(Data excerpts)
=======

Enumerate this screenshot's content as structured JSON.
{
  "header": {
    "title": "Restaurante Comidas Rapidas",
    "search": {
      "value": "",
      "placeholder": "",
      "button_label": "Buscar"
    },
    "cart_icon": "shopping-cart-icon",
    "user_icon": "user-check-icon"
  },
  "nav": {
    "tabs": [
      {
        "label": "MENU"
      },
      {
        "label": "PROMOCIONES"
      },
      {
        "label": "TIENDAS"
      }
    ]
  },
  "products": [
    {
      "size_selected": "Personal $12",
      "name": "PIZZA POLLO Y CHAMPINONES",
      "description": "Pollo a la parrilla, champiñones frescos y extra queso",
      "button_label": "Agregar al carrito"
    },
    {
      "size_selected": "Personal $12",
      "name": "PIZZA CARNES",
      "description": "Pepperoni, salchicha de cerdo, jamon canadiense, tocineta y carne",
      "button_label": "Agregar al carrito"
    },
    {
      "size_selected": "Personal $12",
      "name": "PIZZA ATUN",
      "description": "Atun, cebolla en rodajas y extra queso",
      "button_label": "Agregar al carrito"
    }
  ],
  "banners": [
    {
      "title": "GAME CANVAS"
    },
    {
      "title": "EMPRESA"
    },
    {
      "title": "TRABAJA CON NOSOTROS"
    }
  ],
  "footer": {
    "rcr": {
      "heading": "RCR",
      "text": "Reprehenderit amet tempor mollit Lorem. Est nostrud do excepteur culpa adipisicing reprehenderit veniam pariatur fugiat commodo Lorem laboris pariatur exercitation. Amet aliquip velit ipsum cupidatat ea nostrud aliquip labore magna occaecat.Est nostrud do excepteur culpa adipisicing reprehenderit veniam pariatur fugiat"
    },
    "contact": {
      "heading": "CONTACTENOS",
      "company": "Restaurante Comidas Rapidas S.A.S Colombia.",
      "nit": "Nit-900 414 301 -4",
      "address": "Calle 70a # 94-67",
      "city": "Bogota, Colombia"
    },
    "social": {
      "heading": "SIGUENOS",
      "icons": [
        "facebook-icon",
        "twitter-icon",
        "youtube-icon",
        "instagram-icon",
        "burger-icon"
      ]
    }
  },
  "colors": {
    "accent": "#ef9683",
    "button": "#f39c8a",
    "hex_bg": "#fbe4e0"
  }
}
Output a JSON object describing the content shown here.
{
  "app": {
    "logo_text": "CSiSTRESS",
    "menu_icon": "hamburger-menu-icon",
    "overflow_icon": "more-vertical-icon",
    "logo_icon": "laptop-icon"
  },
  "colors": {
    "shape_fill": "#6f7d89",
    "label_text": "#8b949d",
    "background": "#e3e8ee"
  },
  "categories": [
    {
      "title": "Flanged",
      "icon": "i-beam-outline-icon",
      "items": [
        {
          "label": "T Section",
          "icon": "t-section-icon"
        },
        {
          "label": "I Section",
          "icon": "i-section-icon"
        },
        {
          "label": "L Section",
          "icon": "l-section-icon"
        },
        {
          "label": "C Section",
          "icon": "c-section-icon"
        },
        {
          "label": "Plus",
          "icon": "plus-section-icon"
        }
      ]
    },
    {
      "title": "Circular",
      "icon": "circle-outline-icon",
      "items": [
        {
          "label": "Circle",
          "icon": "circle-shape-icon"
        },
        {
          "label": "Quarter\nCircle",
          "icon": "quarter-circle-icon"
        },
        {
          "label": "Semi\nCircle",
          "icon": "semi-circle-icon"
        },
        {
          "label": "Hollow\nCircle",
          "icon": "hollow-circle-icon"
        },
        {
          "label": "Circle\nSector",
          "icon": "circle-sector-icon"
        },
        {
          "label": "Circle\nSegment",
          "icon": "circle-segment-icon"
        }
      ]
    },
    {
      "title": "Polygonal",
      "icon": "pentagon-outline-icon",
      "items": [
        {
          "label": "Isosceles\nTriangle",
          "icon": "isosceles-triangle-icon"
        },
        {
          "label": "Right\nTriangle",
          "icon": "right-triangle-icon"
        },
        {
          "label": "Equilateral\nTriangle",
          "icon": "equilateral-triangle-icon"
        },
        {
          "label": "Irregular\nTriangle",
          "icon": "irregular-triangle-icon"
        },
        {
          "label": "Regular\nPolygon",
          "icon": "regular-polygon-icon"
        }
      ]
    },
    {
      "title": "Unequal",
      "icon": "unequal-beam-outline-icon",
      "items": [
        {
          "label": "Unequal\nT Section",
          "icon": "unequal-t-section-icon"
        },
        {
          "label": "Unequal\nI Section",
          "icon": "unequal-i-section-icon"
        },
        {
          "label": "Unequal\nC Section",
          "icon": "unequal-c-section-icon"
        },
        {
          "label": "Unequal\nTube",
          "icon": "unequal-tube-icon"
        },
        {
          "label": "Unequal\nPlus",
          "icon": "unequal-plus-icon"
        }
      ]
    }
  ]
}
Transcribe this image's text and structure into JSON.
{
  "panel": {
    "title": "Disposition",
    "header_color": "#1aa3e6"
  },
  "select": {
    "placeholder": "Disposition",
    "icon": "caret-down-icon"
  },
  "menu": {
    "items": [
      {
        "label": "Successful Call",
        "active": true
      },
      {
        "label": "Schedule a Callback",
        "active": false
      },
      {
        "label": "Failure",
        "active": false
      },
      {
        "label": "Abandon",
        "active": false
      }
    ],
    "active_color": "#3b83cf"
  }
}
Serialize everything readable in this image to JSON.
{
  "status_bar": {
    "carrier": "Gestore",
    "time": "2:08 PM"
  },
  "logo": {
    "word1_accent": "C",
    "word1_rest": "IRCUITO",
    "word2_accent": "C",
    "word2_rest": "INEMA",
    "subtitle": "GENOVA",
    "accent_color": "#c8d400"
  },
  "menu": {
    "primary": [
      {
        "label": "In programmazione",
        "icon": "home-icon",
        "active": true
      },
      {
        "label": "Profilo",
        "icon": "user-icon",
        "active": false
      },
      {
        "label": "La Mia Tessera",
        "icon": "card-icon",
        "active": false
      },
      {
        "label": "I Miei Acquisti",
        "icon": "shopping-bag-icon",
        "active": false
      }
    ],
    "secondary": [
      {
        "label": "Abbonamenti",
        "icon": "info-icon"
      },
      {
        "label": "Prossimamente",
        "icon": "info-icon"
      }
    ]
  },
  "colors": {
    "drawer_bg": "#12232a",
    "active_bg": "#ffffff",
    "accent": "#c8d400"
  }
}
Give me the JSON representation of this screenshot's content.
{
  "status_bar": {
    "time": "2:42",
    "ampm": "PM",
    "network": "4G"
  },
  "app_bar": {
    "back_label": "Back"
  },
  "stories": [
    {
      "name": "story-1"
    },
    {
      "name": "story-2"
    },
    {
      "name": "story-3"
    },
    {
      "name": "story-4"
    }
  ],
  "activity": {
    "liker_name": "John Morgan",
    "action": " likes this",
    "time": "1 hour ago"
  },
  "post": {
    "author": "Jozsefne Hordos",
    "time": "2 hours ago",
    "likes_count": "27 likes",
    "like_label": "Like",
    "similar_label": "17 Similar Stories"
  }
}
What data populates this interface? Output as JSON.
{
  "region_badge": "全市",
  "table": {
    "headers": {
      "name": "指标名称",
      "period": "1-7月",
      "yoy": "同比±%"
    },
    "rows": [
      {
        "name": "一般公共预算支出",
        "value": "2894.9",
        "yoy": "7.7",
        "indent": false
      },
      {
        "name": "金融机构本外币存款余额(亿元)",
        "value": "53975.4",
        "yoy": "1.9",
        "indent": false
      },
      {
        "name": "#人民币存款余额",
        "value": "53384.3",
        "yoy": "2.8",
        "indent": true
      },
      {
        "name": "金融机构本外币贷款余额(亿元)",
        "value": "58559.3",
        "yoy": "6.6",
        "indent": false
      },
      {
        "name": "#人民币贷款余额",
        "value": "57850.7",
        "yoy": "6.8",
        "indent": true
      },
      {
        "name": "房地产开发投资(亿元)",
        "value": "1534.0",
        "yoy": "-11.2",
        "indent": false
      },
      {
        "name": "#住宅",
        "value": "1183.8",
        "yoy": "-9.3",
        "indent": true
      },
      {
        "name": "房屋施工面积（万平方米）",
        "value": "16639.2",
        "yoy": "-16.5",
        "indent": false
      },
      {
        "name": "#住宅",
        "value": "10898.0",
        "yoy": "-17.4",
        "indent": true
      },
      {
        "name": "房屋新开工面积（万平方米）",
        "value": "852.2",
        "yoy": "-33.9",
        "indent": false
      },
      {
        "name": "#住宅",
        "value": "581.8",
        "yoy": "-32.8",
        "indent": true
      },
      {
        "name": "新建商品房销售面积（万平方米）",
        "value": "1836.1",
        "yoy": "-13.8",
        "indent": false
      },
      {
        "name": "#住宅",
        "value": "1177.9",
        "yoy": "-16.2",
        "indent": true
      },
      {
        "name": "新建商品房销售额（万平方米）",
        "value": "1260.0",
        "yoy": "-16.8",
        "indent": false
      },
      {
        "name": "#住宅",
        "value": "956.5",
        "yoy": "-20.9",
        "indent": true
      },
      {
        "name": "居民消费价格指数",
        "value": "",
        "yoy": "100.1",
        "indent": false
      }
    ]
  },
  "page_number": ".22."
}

=======

> _YOUR OBJECTIVE_
Determine the number of lines in the records that include the string "queso", and respond with that number only.

> _SOLUTION FOR THIS TASK_
2